TASK BRIEF:
Among the records below, find each line that includes the string "Research" and copy it.

[Dataset items]
──────

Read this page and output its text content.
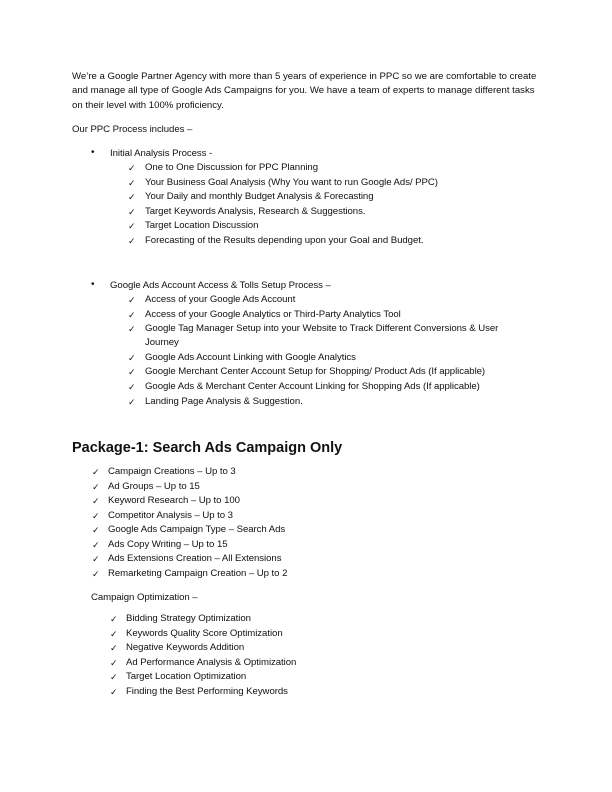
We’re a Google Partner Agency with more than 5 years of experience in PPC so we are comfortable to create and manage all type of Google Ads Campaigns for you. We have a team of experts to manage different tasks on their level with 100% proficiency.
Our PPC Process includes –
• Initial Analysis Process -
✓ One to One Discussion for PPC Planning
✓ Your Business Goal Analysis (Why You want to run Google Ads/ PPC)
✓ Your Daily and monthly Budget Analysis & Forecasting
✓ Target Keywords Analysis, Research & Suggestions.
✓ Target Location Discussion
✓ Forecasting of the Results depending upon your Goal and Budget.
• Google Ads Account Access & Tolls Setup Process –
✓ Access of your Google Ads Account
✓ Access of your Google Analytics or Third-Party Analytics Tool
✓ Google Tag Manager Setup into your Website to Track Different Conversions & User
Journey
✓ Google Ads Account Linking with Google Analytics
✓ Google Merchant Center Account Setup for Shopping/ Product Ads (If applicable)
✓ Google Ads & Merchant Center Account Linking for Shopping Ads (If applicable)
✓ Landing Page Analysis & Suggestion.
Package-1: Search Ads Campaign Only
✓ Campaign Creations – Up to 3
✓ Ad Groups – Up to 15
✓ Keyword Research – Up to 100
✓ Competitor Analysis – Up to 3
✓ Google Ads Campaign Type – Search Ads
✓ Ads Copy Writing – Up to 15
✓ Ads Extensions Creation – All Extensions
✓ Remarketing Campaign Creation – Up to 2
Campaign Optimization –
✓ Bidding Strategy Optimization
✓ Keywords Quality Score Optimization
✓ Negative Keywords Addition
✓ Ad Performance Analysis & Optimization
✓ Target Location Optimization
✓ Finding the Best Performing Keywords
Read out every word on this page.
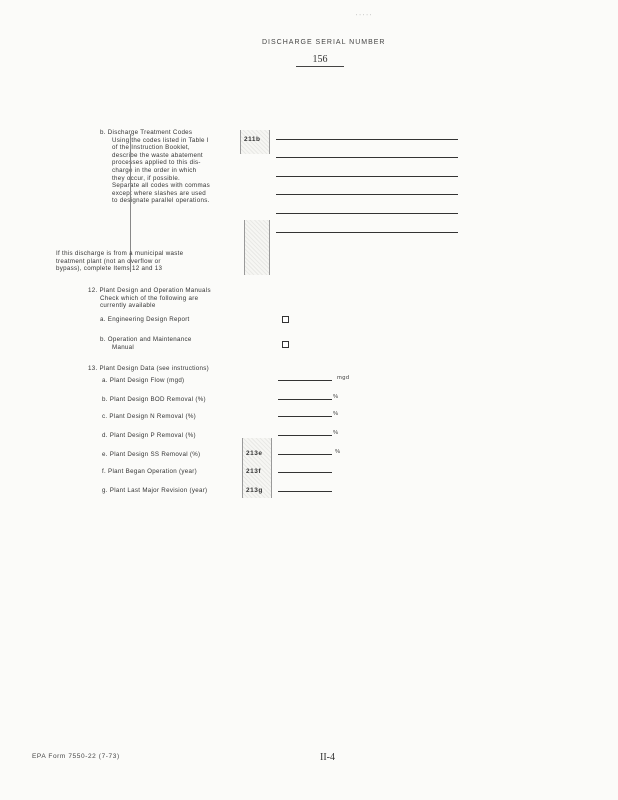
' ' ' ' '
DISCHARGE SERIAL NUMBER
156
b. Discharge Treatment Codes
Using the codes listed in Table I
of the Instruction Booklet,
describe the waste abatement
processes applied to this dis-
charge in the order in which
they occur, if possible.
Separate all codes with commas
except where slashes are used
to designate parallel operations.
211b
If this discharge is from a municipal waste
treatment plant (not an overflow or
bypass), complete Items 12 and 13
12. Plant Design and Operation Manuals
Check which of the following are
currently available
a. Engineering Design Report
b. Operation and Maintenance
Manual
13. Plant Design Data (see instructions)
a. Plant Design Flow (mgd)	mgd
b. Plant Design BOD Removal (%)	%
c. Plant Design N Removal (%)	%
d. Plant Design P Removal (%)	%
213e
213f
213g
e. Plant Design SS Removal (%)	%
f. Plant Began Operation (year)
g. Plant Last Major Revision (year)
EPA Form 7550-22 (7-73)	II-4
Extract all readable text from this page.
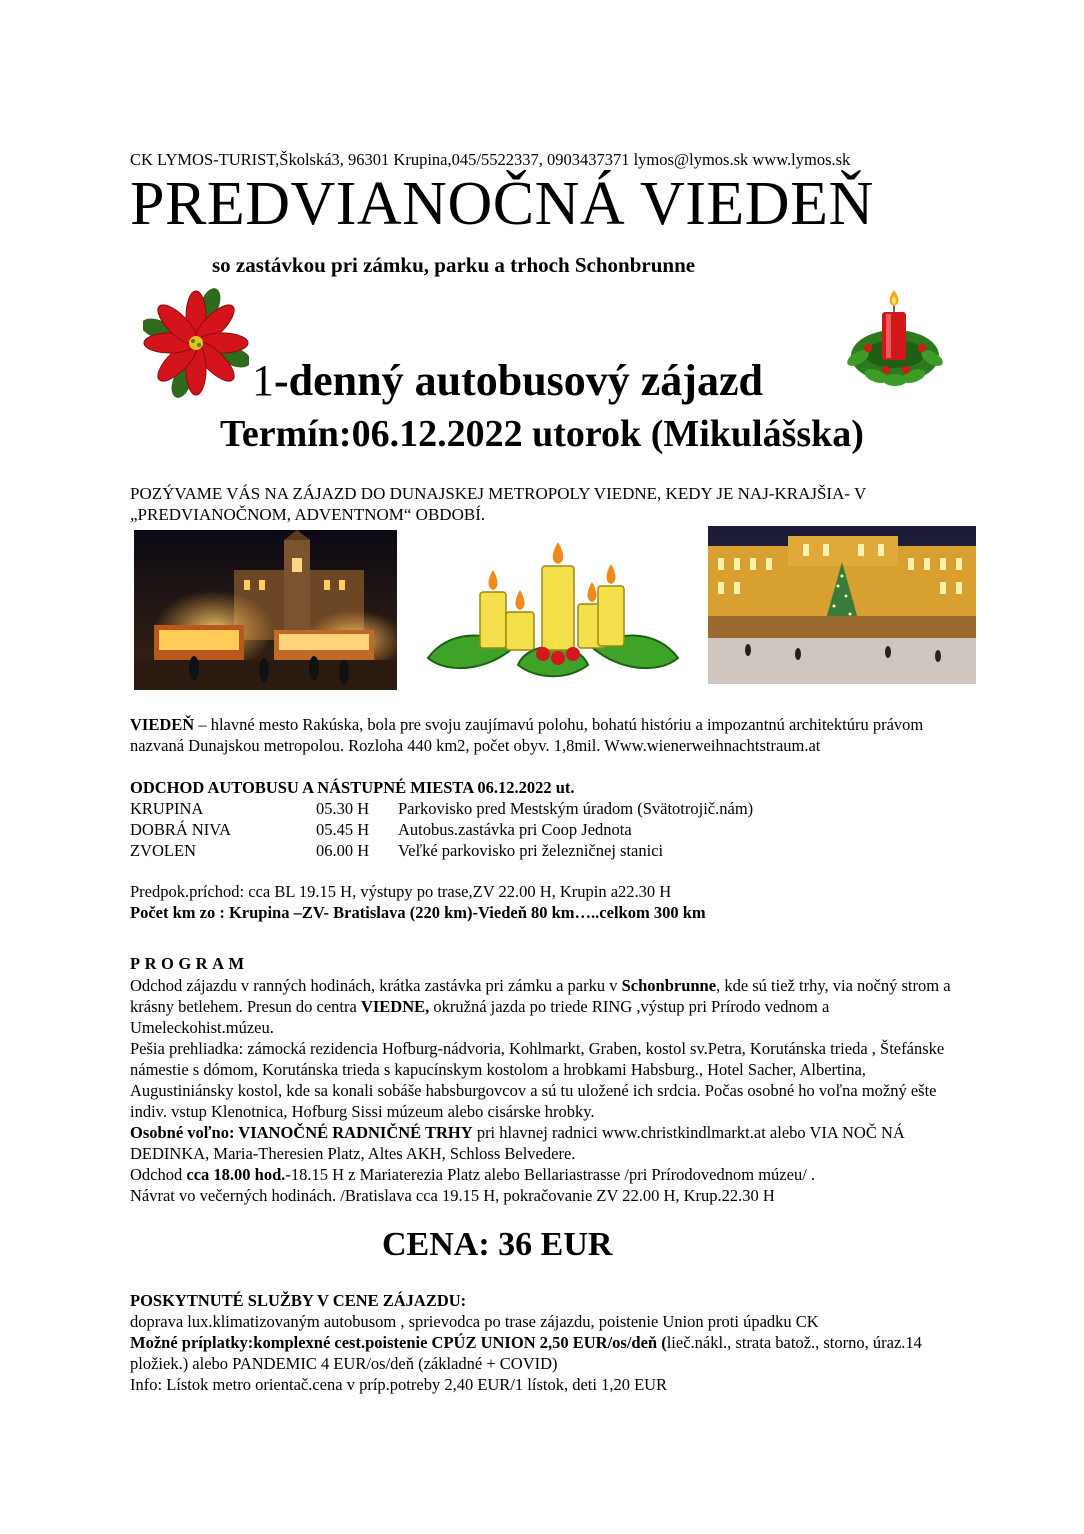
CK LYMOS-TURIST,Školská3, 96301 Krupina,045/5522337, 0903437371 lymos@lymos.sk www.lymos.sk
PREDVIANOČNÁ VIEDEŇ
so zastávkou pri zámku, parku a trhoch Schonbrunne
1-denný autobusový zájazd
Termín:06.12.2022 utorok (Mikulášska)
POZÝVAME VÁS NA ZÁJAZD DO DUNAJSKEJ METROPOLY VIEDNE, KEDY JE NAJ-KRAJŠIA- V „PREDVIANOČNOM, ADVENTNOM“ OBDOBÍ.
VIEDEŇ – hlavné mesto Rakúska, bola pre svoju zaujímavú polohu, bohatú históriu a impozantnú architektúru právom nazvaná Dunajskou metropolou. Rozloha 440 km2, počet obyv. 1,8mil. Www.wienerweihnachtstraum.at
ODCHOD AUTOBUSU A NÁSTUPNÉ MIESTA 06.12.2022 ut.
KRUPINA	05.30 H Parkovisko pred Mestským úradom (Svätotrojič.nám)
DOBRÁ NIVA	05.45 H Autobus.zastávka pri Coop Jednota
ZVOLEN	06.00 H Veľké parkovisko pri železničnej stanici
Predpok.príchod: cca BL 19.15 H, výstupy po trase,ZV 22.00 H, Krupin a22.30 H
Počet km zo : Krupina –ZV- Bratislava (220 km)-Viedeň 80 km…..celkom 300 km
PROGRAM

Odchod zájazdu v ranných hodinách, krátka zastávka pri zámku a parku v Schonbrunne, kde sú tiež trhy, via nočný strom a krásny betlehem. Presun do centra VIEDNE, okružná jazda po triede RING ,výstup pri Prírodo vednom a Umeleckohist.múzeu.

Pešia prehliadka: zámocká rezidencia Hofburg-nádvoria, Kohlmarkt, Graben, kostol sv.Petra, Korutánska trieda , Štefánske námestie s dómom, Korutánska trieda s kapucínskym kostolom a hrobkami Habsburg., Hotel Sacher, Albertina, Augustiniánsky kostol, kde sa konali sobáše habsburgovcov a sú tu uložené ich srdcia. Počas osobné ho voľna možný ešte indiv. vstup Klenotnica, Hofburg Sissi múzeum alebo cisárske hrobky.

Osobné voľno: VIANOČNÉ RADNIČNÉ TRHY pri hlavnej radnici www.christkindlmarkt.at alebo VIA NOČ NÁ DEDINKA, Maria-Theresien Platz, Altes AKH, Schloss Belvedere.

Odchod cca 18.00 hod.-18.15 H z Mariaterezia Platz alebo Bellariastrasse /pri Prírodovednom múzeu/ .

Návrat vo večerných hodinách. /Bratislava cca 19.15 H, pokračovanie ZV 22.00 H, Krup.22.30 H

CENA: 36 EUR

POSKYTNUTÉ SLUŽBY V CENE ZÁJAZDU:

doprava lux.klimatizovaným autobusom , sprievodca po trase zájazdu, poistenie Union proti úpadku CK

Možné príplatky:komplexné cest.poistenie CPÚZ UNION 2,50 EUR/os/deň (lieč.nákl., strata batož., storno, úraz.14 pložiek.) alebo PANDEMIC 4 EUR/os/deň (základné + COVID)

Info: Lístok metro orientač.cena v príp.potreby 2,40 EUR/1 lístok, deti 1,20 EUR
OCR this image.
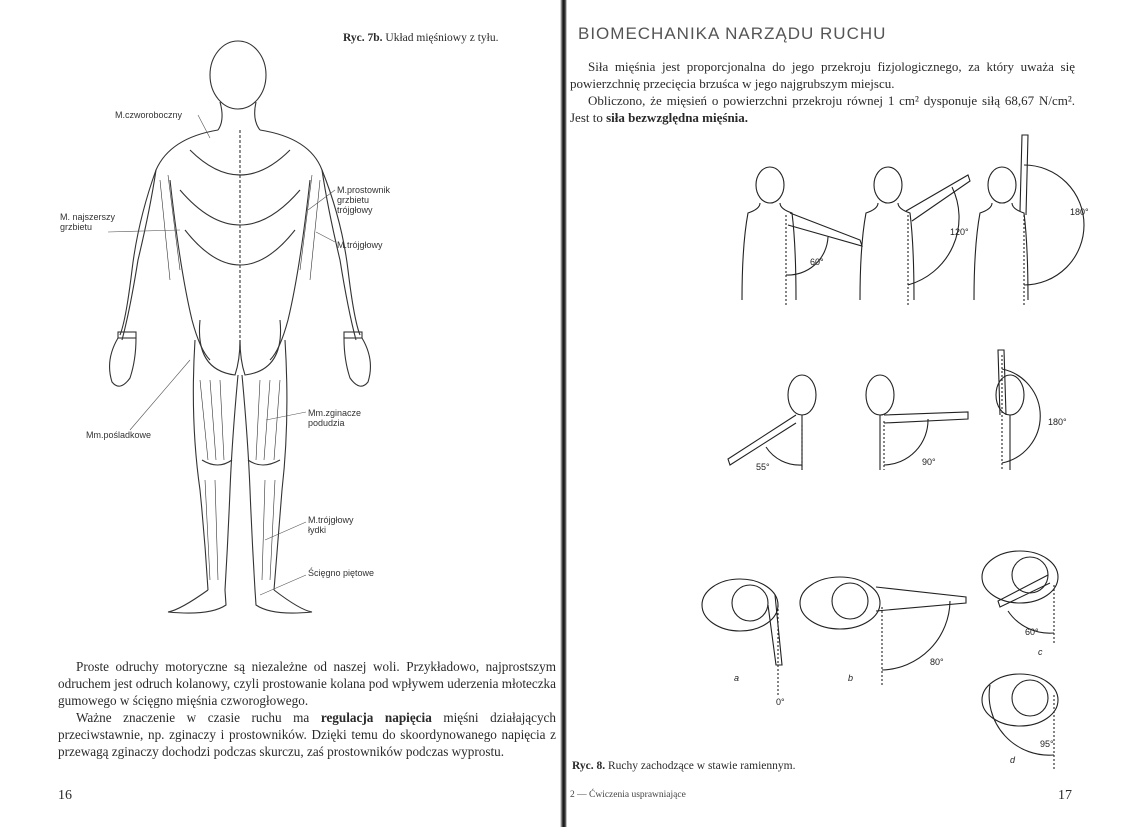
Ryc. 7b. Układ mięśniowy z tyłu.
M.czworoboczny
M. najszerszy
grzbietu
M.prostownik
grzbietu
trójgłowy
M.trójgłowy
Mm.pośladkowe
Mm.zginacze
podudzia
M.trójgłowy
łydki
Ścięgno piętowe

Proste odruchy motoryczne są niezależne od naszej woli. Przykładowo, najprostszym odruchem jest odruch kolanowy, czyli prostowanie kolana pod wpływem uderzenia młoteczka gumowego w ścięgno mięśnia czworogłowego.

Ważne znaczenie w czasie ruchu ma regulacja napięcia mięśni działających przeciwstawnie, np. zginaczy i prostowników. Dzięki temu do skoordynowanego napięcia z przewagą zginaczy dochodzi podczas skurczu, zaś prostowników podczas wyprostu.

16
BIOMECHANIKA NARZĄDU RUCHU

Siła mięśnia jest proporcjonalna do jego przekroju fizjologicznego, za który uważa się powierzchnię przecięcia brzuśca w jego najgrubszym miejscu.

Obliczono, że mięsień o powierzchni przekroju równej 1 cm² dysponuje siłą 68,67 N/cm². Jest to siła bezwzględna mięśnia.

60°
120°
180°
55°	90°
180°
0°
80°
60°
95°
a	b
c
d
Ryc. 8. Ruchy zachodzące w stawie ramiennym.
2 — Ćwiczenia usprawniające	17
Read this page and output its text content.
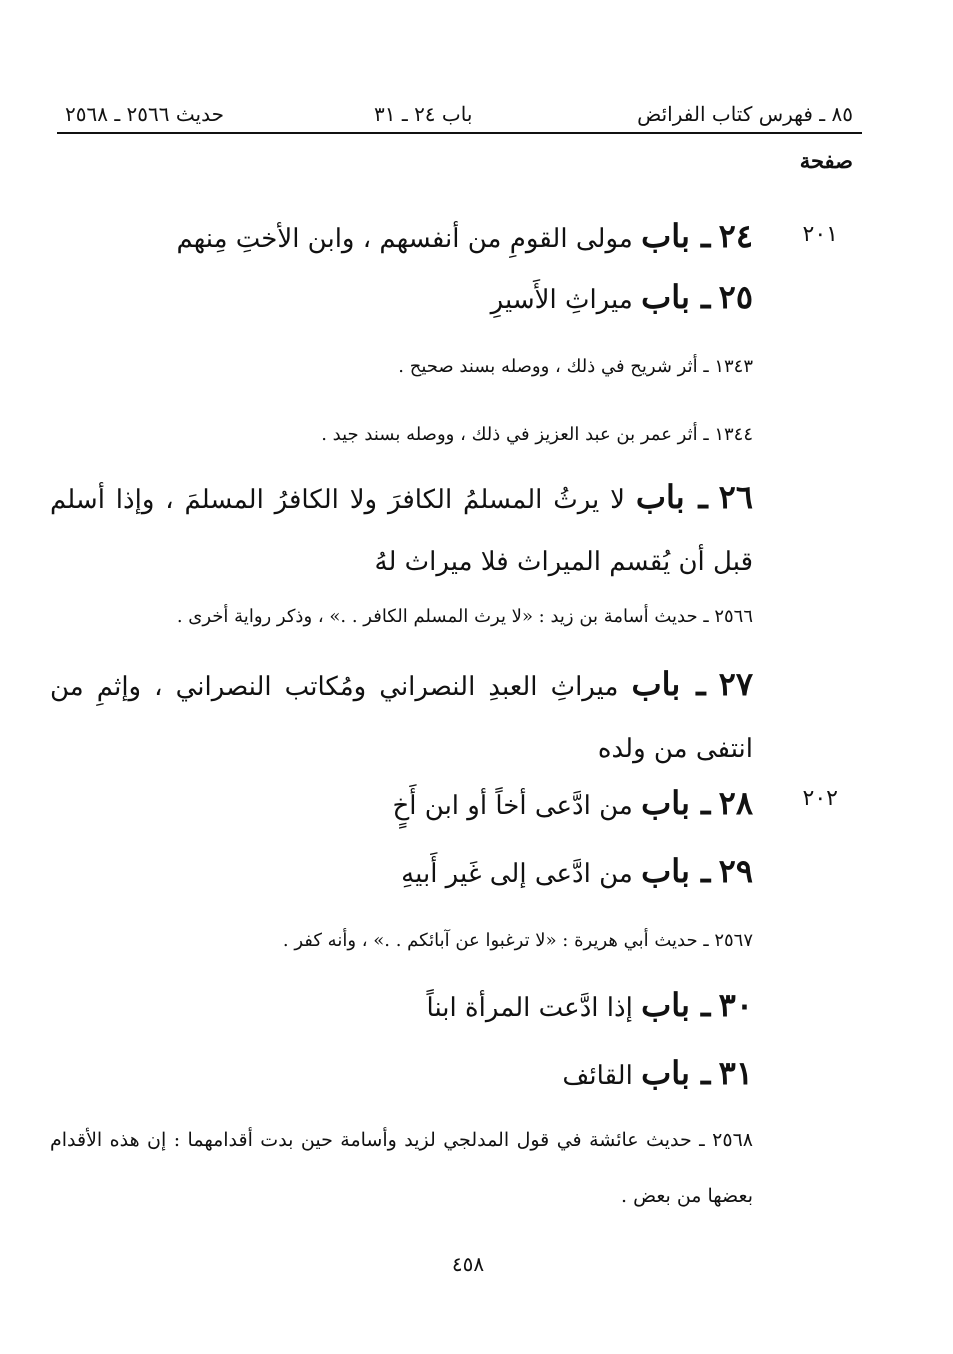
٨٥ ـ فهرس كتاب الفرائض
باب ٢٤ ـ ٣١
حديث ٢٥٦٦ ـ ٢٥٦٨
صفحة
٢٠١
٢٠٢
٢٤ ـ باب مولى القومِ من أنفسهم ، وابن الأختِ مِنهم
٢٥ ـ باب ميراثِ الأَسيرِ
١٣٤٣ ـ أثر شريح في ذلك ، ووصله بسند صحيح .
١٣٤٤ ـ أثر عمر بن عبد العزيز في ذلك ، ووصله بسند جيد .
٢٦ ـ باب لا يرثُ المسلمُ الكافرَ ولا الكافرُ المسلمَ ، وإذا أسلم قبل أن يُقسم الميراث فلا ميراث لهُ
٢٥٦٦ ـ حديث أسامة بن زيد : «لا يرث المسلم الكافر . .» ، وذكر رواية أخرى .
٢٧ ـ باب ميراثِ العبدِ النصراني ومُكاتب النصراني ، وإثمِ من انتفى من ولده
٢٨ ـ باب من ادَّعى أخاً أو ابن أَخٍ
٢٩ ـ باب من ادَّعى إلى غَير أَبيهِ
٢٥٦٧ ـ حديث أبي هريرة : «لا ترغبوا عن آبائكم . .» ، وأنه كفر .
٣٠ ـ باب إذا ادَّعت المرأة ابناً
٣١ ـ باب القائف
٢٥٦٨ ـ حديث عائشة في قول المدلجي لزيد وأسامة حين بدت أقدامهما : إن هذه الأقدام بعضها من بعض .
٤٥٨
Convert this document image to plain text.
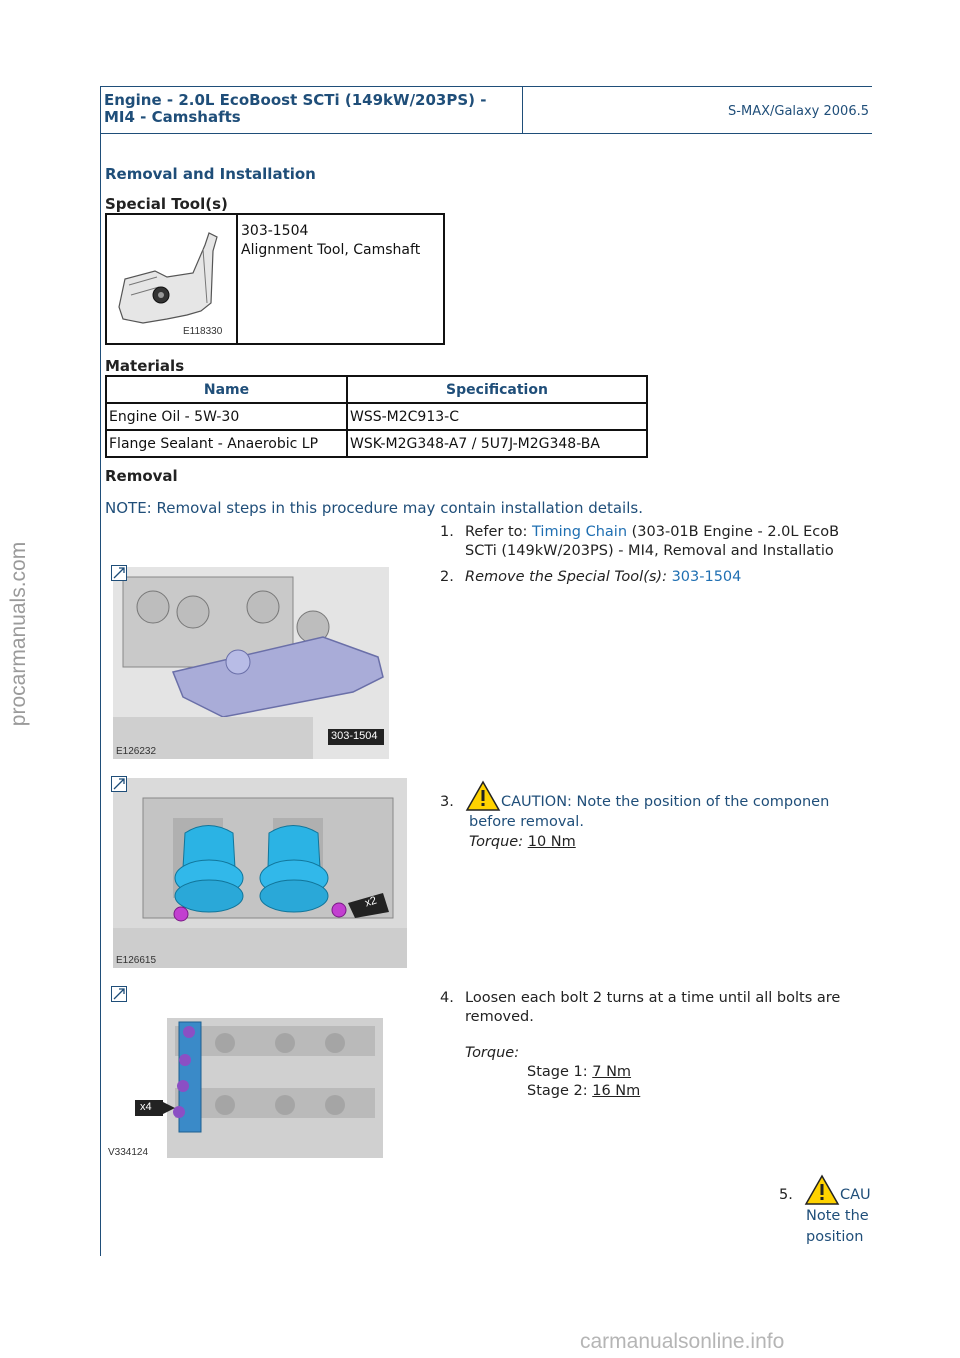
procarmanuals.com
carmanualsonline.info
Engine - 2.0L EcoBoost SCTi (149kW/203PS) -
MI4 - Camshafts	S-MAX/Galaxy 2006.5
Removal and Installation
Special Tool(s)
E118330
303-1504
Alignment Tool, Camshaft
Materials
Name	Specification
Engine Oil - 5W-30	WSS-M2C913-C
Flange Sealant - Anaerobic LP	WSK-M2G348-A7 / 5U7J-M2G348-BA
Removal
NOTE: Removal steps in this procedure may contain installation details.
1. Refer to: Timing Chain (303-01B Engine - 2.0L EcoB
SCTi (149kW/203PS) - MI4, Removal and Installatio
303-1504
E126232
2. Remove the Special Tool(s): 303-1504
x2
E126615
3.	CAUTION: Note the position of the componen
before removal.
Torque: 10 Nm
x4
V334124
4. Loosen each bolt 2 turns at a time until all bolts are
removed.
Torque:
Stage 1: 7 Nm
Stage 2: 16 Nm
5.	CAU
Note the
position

──────

CORRECT ANSWER:
✓ Target Keywords Analysis, Research & Suggestions.
✓ Keyword Research – Up to 100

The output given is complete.